= Challenge =
Say only how many lines contain the word "June".

= Provided records =

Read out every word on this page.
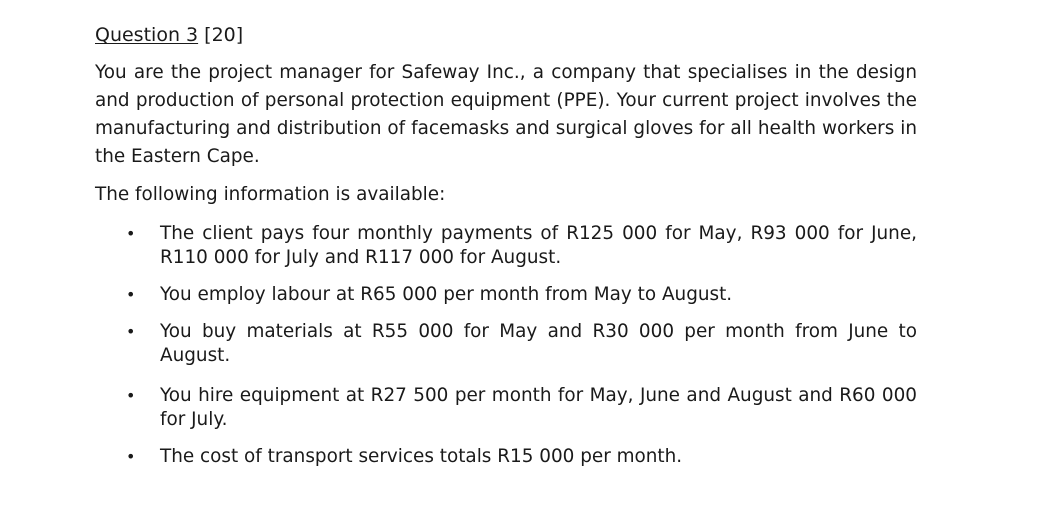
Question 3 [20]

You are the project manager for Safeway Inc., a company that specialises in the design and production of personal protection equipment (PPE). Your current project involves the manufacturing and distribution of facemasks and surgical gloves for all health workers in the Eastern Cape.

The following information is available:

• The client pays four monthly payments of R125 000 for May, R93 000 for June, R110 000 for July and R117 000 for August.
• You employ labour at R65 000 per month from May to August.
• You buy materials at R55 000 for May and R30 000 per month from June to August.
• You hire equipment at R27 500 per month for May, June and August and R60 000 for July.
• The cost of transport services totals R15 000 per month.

= Exercise output =
3